[Figure content listings]
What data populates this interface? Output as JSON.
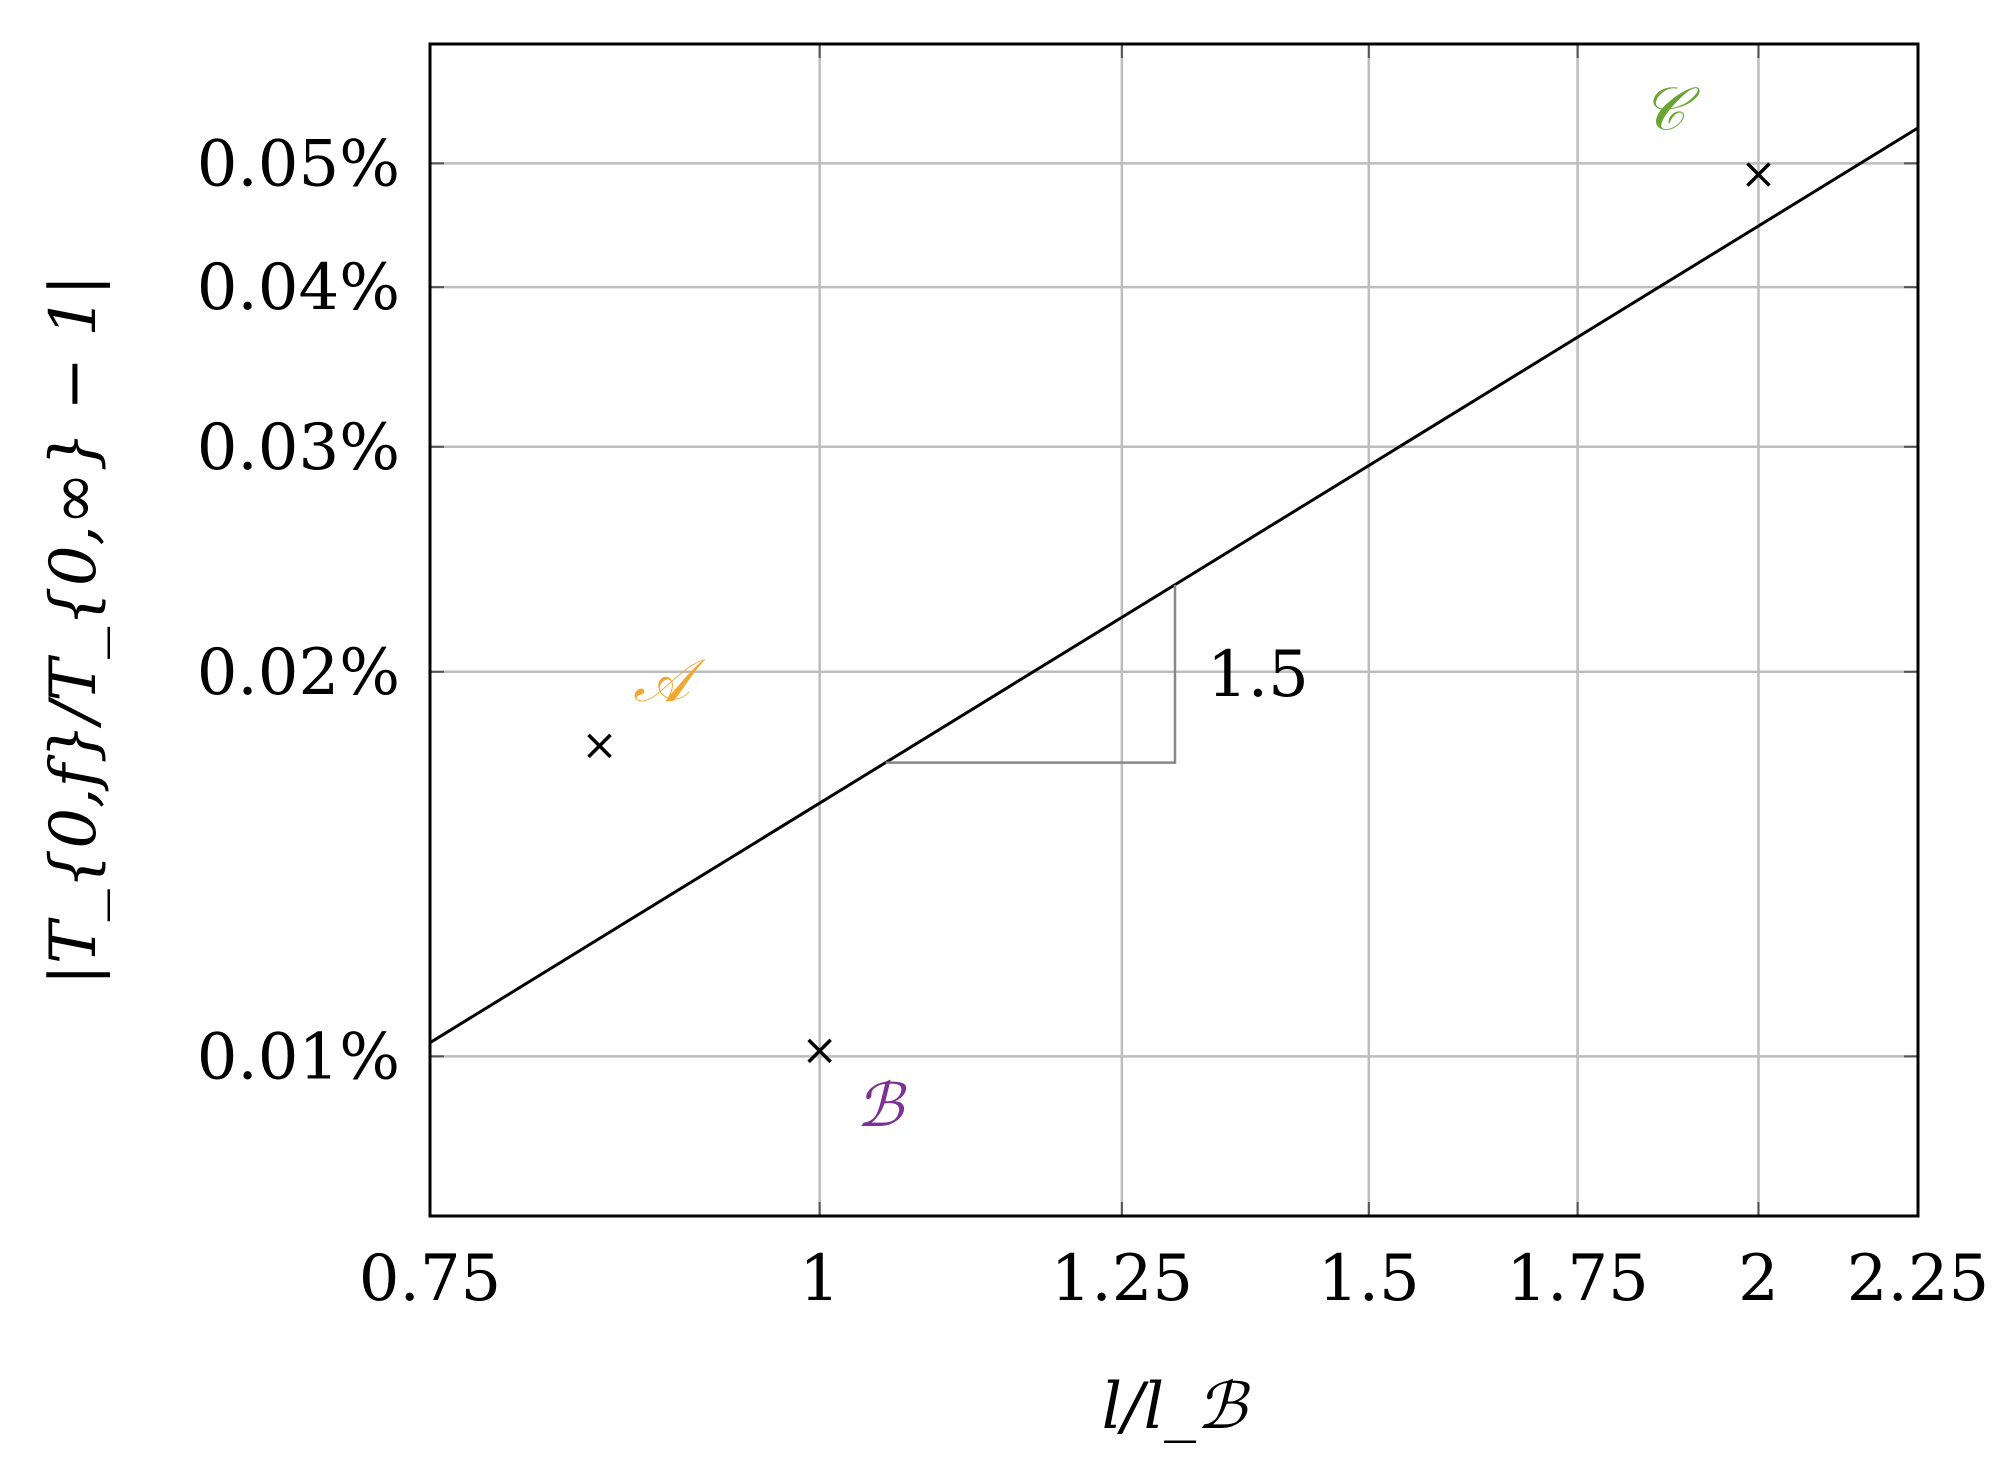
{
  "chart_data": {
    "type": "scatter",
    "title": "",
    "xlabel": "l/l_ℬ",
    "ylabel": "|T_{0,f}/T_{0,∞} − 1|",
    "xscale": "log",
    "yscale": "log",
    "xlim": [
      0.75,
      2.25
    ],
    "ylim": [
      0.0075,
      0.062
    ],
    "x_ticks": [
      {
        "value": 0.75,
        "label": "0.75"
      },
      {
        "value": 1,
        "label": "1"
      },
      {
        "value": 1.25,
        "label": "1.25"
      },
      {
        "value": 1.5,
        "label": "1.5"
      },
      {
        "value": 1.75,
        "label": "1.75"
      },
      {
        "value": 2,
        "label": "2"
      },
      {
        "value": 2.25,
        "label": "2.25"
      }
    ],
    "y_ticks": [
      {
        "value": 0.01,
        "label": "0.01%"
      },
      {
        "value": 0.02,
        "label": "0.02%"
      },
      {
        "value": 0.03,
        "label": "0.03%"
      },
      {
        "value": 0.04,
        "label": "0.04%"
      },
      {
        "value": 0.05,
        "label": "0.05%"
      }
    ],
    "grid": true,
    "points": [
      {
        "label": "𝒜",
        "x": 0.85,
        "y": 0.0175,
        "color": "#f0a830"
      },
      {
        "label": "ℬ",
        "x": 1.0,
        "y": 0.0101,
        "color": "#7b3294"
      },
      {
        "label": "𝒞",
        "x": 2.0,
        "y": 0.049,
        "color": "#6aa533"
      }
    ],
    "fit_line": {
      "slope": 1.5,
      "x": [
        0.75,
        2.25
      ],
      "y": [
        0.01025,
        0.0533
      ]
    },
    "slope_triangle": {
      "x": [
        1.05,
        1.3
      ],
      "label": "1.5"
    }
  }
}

[What you have to do] Copy out each line of the material that holds the word "value".

[Solution to the exercise]
        "value": 0.75,
        "value": 1,
        "value": 1.25,
        "value": 1.5,
        "value": 1.75,
        "value": 2,
        "value": 2.25,
        "value": 0.01,
        "value": 0.02,
        "value": 0.03,
        "value": 0.04,
        "value": 0.05,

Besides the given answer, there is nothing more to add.